### GOAL OF THE EXERCISE
Look through the material and tally each line bearing the word "pattern". Give only the total.

** Start of SUPPLIED DATA **

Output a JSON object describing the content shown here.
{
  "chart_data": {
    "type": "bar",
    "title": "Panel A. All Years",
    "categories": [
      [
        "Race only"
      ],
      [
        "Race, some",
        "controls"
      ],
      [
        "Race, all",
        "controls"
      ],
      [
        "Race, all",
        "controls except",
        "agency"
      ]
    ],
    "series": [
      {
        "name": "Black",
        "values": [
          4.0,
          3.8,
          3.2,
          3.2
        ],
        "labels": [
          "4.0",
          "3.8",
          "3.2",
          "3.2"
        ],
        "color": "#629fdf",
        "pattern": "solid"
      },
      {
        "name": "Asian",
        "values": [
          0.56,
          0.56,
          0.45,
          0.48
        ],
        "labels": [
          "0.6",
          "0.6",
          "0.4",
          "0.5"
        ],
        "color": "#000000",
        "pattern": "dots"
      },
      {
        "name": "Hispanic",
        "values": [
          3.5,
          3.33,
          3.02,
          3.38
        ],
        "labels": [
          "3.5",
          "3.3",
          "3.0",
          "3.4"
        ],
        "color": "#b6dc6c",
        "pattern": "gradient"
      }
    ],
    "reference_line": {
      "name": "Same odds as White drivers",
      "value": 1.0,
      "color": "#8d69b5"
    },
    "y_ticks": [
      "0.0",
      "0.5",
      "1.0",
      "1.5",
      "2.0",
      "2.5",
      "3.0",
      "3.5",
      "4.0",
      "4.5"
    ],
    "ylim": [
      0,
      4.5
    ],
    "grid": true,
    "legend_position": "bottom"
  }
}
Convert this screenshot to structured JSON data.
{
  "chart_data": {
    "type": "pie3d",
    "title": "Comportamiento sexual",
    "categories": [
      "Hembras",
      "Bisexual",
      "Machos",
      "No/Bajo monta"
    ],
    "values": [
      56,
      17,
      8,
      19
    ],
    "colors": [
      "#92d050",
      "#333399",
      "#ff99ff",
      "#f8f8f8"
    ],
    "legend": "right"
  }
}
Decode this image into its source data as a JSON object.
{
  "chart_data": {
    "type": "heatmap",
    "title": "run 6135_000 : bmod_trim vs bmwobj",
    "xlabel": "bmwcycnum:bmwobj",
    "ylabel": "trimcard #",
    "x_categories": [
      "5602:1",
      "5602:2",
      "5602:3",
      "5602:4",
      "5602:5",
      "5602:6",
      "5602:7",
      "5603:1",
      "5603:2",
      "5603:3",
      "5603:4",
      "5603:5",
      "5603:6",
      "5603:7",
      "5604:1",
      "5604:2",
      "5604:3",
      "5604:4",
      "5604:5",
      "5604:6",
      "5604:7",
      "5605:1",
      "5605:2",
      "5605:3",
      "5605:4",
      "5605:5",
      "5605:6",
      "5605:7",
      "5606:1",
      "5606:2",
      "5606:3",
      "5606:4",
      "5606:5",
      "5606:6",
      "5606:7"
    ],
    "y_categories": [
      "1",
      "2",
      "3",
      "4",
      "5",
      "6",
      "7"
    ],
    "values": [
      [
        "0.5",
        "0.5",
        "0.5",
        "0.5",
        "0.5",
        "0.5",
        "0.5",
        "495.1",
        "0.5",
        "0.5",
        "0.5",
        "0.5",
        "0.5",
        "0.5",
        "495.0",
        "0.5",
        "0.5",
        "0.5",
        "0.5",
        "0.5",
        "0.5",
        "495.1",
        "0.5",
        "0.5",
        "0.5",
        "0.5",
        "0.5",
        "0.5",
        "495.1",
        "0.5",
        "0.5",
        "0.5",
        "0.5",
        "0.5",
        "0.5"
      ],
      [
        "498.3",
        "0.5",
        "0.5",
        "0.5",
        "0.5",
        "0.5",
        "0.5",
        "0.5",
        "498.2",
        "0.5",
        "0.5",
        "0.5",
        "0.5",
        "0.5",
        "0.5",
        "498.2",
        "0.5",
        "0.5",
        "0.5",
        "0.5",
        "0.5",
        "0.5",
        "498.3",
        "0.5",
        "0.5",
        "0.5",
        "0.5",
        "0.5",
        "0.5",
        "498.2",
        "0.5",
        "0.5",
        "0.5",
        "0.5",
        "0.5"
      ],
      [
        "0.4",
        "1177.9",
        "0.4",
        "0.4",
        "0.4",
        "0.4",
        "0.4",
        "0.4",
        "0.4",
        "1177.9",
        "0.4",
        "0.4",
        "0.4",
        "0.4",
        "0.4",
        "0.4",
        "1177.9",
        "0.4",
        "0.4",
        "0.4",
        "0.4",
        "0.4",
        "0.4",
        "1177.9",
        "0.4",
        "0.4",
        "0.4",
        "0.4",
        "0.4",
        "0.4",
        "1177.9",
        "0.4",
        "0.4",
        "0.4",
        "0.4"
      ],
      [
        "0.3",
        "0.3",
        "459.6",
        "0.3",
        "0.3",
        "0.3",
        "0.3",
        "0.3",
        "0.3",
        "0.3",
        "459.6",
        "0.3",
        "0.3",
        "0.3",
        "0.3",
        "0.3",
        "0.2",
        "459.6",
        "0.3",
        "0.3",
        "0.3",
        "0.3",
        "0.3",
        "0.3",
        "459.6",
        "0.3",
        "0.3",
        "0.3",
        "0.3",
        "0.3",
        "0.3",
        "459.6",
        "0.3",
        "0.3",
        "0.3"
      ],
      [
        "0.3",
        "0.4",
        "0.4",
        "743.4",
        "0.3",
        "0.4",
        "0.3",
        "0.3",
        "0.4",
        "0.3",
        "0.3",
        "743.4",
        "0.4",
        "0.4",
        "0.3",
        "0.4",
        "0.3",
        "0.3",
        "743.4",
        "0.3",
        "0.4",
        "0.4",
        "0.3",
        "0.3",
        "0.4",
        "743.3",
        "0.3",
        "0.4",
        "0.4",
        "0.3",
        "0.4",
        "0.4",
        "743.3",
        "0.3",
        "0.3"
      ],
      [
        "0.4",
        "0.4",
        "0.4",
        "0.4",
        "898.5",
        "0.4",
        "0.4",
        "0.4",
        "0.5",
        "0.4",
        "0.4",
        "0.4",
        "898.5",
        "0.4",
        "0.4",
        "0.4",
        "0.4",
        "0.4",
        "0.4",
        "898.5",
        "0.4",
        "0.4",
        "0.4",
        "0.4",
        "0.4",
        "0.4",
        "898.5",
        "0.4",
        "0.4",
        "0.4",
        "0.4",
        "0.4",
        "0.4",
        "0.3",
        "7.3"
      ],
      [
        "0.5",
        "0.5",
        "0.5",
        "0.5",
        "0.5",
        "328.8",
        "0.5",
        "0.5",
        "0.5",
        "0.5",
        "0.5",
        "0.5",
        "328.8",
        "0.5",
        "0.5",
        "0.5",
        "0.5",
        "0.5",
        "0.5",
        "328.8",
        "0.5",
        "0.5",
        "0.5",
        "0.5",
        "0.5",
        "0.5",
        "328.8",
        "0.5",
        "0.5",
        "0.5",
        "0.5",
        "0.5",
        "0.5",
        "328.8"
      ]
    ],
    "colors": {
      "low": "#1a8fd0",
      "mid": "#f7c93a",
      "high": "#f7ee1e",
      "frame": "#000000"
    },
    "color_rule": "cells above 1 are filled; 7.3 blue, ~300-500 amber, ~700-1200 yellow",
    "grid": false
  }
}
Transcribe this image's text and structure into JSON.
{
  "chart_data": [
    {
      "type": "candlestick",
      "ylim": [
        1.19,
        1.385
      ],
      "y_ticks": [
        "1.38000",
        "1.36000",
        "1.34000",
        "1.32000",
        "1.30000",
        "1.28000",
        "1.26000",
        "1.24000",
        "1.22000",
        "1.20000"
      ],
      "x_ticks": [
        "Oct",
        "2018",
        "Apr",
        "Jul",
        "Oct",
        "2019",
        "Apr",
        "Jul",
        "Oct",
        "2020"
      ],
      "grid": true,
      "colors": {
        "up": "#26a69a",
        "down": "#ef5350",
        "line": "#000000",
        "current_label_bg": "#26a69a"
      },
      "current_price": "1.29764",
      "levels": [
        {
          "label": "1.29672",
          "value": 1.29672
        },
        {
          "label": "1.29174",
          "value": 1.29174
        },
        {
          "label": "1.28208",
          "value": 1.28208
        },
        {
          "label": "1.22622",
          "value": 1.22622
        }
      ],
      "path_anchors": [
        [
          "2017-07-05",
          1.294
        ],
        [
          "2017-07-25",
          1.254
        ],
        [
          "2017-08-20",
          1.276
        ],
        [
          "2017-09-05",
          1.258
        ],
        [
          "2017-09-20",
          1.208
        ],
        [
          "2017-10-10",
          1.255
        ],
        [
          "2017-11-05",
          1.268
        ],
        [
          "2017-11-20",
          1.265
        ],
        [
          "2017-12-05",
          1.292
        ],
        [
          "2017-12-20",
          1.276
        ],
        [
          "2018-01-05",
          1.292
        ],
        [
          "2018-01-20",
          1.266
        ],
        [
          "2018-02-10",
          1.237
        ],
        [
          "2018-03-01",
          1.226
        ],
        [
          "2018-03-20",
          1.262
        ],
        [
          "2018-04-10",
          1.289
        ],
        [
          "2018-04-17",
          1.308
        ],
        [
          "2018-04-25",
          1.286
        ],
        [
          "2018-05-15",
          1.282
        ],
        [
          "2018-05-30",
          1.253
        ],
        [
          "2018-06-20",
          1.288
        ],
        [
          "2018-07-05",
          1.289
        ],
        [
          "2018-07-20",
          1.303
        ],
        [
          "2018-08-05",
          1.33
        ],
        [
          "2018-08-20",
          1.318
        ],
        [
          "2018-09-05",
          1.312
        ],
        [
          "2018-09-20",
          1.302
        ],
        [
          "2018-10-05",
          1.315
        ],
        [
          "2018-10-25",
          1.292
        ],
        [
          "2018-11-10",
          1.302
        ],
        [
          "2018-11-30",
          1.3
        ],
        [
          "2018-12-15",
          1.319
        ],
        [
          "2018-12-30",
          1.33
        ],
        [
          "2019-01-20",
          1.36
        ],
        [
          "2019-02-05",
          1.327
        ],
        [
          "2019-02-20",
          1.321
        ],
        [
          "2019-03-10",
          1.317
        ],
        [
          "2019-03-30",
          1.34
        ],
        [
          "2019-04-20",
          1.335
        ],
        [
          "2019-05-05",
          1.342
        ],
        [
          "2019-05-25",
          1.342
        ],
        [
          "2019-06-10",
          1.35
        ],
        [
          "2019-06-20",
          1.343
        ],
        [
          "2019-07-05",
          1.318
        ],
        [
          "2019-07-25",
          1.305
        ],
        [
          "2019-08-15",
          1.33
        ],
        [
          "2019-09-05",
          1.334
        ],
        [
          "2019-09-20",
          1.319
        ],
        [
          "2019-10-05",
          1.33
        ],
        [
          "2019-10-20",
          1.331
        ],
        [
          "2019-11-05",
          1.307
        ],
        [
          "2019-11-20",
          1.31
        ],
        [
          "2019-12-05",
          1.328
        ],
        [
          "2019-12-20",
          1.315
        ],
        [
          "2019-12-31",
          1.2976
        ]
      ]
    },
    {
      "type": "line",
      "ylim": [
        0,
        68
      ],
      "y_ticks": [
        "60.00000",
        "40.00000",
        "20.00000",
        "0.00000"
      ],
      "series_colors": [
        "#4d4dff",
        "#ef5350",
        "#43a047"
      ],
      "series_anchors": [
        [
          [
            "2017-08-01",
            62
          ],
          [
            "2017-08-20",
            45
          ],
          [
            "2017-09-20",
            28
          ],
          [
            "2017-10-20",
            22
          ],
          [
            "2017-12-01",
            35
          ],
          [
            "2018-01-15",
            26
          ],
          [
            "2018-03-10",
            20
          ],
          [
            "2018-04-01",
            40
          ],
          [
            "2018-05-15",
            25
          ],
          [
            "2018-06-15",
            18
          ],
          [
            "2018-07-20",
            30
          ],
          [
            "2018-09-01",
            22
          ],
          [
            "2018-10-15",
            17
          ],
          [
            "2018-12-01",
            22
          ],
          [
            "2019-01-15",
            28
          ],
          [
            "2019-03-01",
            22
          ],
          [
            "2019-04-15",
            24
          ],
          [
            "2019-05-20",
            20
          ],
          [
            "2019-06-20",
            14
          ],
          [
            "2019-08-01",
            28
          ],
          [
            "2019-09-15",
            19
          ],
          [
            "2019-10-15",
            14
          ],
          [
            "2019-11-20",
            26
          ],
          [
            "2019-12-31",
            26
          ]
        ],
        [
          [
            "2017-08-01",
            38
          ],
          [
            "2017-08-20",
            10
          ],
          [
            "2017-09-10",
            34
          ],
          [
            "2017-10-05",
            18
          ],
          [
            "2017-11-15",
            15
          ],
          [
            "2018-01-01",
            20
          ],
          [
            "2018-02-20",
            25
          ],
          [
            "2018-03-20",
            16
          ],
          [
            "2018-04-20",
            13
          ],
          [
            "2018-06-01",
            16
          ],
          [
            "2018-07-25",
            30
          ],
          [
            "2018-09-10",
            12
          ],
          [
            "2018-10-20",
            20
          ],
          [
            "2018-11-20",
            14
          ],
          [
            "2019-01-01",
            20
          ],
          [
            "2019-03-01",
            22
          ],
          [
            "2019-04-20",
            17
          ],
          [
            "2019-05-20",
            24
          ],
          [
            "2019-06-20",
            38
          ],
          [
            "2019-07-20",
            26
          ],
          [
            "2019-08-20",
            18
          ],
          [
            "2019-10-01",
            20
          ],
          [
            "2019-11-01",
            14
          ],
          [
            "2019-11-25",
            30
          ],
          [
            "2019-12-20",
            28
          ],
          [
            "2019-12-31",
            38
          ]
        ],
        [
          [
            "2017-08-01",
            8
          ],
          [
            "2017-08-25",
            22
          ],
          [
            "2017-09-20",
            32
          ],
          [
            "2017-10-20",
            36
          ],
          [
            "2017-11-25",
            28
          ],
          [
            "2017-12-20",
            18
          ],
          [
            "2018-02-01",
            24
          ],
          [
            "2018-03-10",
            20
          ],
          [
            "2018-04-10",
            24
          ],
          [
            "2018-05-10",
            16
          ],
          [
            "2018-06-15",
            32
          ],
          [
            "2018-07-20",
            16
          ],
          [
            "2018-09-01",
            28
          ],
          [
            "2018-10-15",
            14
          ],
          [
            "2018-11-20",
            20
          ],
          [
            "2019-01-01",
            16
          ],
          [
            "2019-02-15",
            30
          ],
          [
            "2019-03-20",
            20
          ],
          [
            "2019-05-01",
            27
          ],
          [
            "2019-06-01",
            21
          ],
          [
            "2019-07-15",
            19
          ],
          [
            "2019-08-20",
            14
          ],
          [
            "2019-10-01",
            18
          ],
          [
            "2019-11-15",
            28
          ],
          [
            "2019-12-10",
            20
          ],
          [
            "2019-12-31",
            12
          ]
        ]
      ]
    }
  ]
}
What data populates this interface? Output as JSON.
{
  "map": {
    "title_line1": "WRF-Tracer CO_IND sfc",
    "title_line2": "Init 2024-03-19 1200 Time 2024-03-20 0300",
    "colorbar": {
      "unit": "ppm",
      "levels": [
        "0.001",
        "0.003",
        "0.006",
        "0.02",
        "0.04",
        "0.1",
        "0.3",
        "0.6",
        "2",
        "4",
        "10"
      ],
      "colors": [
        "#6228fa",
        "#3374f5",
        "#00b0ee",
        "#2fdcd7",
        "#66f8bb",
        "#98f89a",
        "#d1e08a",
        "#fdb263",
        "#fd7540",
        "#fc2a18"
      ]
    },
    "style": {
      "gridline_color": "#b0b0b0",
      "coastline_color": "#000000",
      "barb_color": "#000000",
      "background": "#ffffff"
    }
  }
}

** End of SUPPLIED DATA **

### FINISHED ANSWER
3